QUOTED TEXT:
>> START
George Biros, UT Austin
Exascale N-body algorithms for data analysis and simulation
N-body algorithms are ubiquitous in science and engineering and form the core methods for many production codes in industrial, academic, and government labs. They find application in both computational physics and machine learning. Tree-based methods typically require irregular memory access patterns that result in reduced off- and on-node performance. Although significant progress has been made in improving off-node performance, on-node performance remains an open problem. This is especially true for production tree-based codes that have multi-stage computations involving data reshuffles and multiple computational kernels. This on-node utilization wall—a chronic problem since the early nineties—not only remains unresolved but has become much more acute with the emergence of deeper memory hierarchies and manycore and heterogeneous architectures. In this talk, I will outline the computational kernels used in N-body methods and I will describe the challenges in scaling them efficiently.
Craig Stewart, Indiana Univ
Exascale - on what dimension?
US President Obama recently signed an executive order creating the National Strategic Computing Initiative. This executive order sets out a goal of creating an exaFLOPS computational system for the US. One of the announcements about this initiative quoted the President's Council of Advisors on Science and Technology which has previously stated that high-performance computing "must now assume a broader meaning, encompassing not only flops, but also the ability, for example, to efficiently manipulate vast and rapidly increasing quantities of both numerical and non-numerical data." This talk will discuss US efforts toward exascale computation, particularly considering the synergies between developments needed to enable exascale tightly coupled parallel workloads and exascale big data computations.
>> END
LISTING:
>> START
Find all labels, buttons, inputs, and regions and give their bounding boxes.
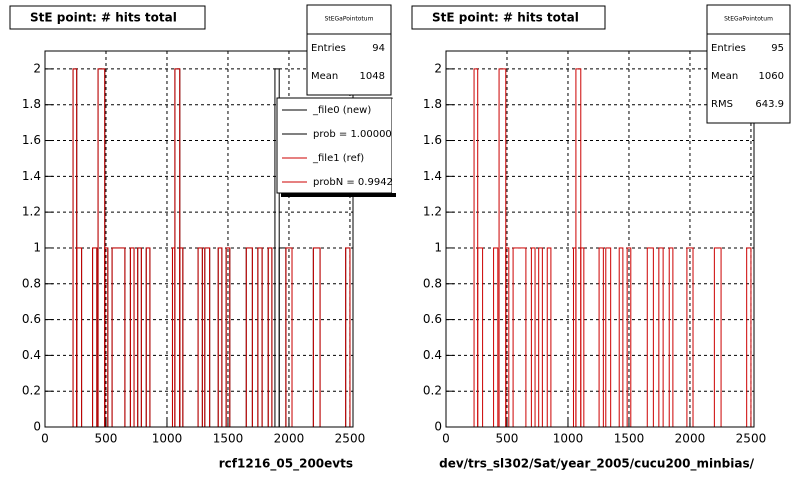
x-tick-label: 2000 xyxy=(274,432,305,446)
stats-box xyxy=(706,4,791,124)
y-tick-label: 1.8 xyxy=(22,97,41,111)
y-tick-label: 0.8 xyxy=(423,276,442,290)
y-tick-label: 1.2 xyxy=(423,205,442,219)
legend-label: _file0 (new) xyxy=(312,105,371,116)
y-tick-label: 2 xyxy=(33,61,41,75)
stats-value: 643.9 xyxy=(755,99,784,110)
x-axis-label: dev/trs_sl302/Sat/year_2005/cucu200_minb… xyxy=(439,457,755,472)
stats-box xyxy=(306,4,392,96)
title-box xyxy=(411,5,606,30)
chart-title: StE point: # hits total xyxy=(432,11,579,25)
stats-label: Entries xyxy=(711,43,746,54)
stats-title: StEGaPointotum xyxy=(325,16,374,23)
x-tick-label: 1500 xyxy=(614,432,645,446)
title-box xyxy=(9,5,206,30)
y-tick-label: 0.8 xyxy=(22,276,41,290)
y-tick-label: 0 xyxy=(33,420,41,434)
stats-label: Mean xyxy=(711,71,738,82)
y-tick-label: 1.4 xyxy=(423,169,442,183)
stats-value: 1048 xyxy=(360,71,385,82)
y-tick-label: 1 xyxy=(434,240,442,254)
y-tick-label: 0.6 xyxy=(423,312,442,326)
y-tick-label: 0.2 xyxy=(22,384,41,398)
chart-title: StE point: # hits total xyxy=(30,11,177,25)
x-tick-label: 500 xyxy=(496,432,519,446)
x-tick-label: 1000 xyxy=(152,432,183,446)
legend-note: probN = 0.99424 xyxy=(313,177,399,188)
y-tick-label: 0.4 xyxy=(423,348,442,362)
legend-note: prob = 1.000000 xyxy=(313,129,398,140)
y-tick-label: 1.2 xyxy=(22,205,41,219)
legend xyxy=(276,97,393,194)
frame xyxy=(445,50,755,428)
stats-value: 94 xyxy=(372,43,385,54)
x-tick-label: 1000 xyxy=(553,432,584,446)
y-tick-label: 1.8 xyxy=(423,97,442,111)
legend-label: _file1 (ref) xyxy=(312,153,364,164)
x-tick-label: 0 xyxy=(442,432,450,446)
stats-label: Mean xyxy=(311,71,338,82)
y-tick-label: 0.2 xyxy=(423,384,442,398)
x-tick-label: 500 xyxy=(95,432,118,446)
x-axis-label: rcf1216_05_200evts xyxy=(219,457,353,472)
legend-edge xyxy=(392,99,400,193)
x-tick-label: 0 xyxy=(41,432,49,446)
frame-border xyxy=(445,50,755,428)
frame-border xyxy=(44,50,354,428)
y-tick-label: 1.6 xyxy=(22,133,41,147)
y-tick-label: 1.4 xyxy=(22,169,41,183)
x-tick-label: 1500 xyxy=(213,432,244,446)
y-tick-label: 1.6 xyxy=(423,133,442,147)
stats-value: 1060 xyxy=(759,71,784,82)
stats-value: 95 xyxy=(771,43,784,54)
y-tick-label: 0.6 xyxy=(22,312,41,326)
y-tick-label: 2 xyxy=(434,61,442,75)
y-tick-label: 0.4 xyxy=(22,348,41,362)
stats-label: Entries xyxy=(311,43,346,54)
x-tick-label: 2500 xyxy=(335,432,366,446)
x-tick-label: 2000 xyxy=(675,432,706,446)
y-tick-label: 0 xyxy=(434,420,442,434)
x-tick-label: 2500 xyxy=(736,432,767,446)
stats-title: StEGaPointotum xyxy=(724,16,773,23)
y-tick-label: 1 xyxy=(33,240,41,254)
stats-label: RMS xyxy=(711,99,733,110)
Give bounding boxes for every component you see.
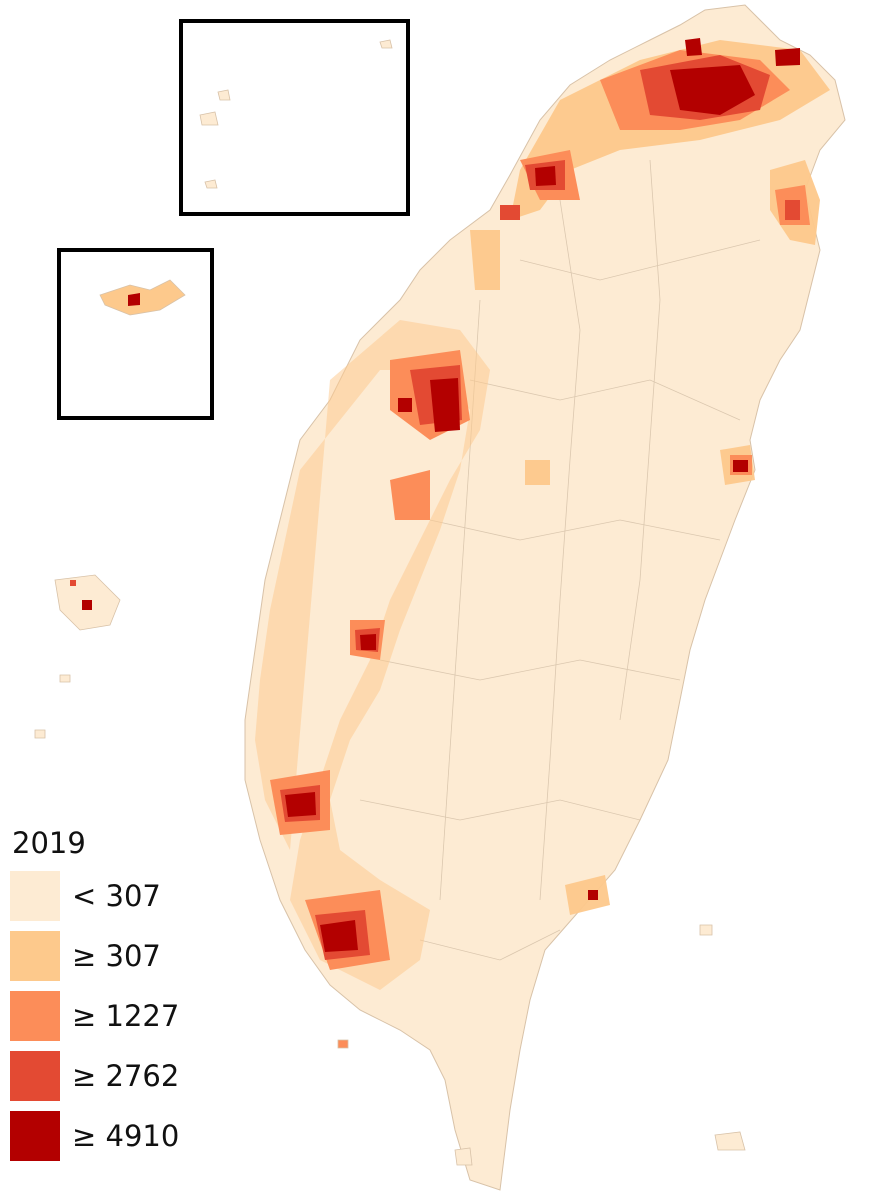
legend-swatch-3	[10, 991, 60, 1041]
legend-item-2: ≥ 307	[10, 926, 179, 986]
legend-item-1: < 307	[10, 866, 179, 926]
legend-label-4: ≥ 2762	[72, 1059, 180, 1093]
legend-item-5: ≥ 4910	[10, 1106, 179, 1166]
island-hotspots	[70, 293, 140, 610]
legend-swatch-4	[10, 1051, 60, 1101]
legend-label-1: < 307	[72, 879, 161, 913]
legend-item-4: ≥ 2762	[10, 1046, 179, 1106]
legend-item-3: ≥ 1227	[10, 986, 179, 1046]
density-4910	[285, 38, 800, 952]
legend-label-3: ≥ 1227	[72, 999, 180, 1033]
legend-swatch-1	[10, 871, 60, 921]
inset-box-upper	[179, 19, 410, 216]
inset-box-lower	[57, 248, 214, 420]
map-legend: 2019 < 307 ≥ 307 ≥ 1227 ≥ 2762 ≥ 4910	[10, 820, 179, 1166]
legend-label-2: ≥ 307	[72, 939, 161, 973]
legend-label-5: ≥ 4910	[72, 1119, 180, 1153]
legend-swatch-2	[10, 931, 60, 981]
legend-title: 2019	[12, 826, 86, 860]
legend-swatch-5	[10, 1111, 60, 1161]
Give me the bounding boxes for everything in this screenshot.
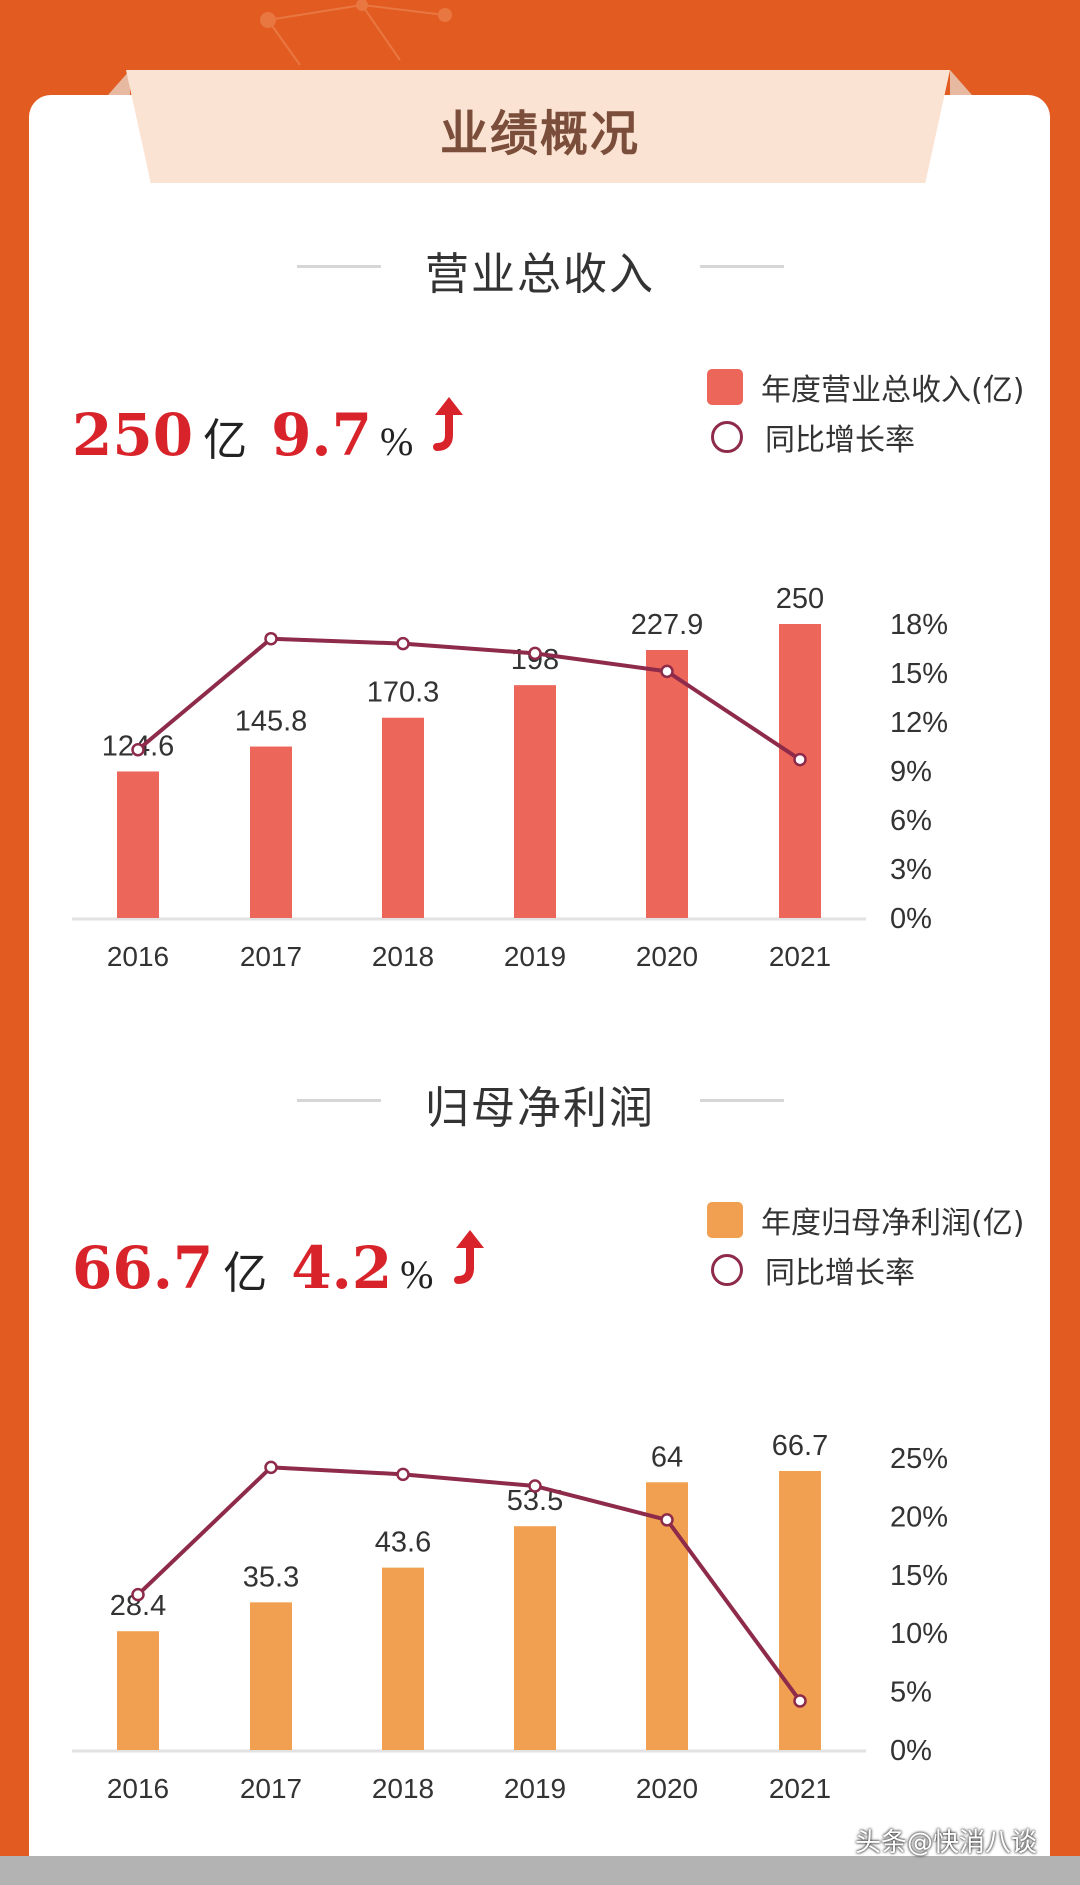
>> END
PROBLEM REQUIREMENTS: Please reproduce the exascale talk abstracts between "US President Obama" and "big data computations.", inclusive, updating each instance of "executive order" to "presidential directive".

RESULT BELOW:
US President Obama recently signed an presidential directive creating the National Strategic Computing Initiative. This presidential directive sets out a goal of creating an exaFLOPS computational system for the US. One of the announcements about this initiative quoted the President's Council of Advisors on Science and Technology which has previously stated that high-performance computing "must now assume a broader meaning, encompassing not only flops, but also the ability, for example, to efficiently manipulate vast and rapidly increasing quantities of both numerical and non-numerical data." This talk will discuss US efforts toward exascale computation, particularly considering the synergies between developments needed to enable exascale tightly coupled parallel workloads and exascale big data computations.